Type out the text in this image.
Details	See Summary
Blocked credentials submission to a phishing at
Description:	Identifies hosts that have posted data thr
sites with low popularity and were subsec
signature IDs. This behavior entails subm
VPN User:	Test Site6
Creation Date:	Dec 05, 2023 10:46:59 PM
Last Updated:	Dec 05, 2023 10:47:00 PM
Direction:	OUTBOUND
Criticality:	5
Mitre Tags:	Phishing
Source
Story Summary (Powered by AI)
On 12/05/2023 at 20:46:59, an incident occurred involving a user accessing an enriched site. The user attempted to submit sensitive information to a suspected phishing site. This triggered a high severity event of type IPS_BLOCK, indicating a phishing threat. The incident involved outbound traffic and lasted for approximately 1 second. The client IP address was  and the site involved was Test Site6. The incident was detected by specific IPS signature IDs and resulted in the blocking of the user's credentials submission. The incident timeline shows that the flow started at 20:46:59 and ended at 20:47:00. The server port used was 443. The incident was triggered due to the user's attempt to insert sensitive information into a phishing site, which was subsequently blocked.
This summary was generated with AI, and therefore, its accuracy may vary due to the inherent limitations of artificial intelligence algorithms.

━━━━━━━━━━

Given exercise
Copy all the records above exactly, missing none.

Response
Type out the text in this image.
Details	See Summary
Blocked credentials submission to a phishing at
Description:	Identifies hosts that have posted data thr
sites with low popularity and were subsec
signature IDs. This behavior entails subm
VPN User:	Test Site6
Creation Date:	Dec 05, 2023 10:46:59 PM
Last Updated:	Dec 05, 2023 10:47:00 PM
Direction:	OUTBOUND
Criticality:	5
Mitre Tags:	Phishing
Source
Story Summary (Powered by AI)
On 12/05/2023 at 20:46:59, an incident occurred involving a user accessing an enriched site. The user attempted to submit sensitive information to a suspected phishing site. This triggered a high severity event of type IPS_BLOCK, indicating a phishing threat. The incident involved outbound traffic and lasted for approximately 1 second. The client IP address was  and the site involved was Test Site6. The incident was detected by specific IPS signature IDs and resulted in the blocking of the user's credentials submission. The incident timeline shows that the flow started at 20:46:59 and ended at 20:47:00. The server port used was 443. The incident was triggered due to the user's attempt to insert sensitive information into a phishing site, which was subsequently blocked.
This summary was generated with AI, and therefore, its accuracy may vary due to the inherent limitations of artificial intelligence algorithms.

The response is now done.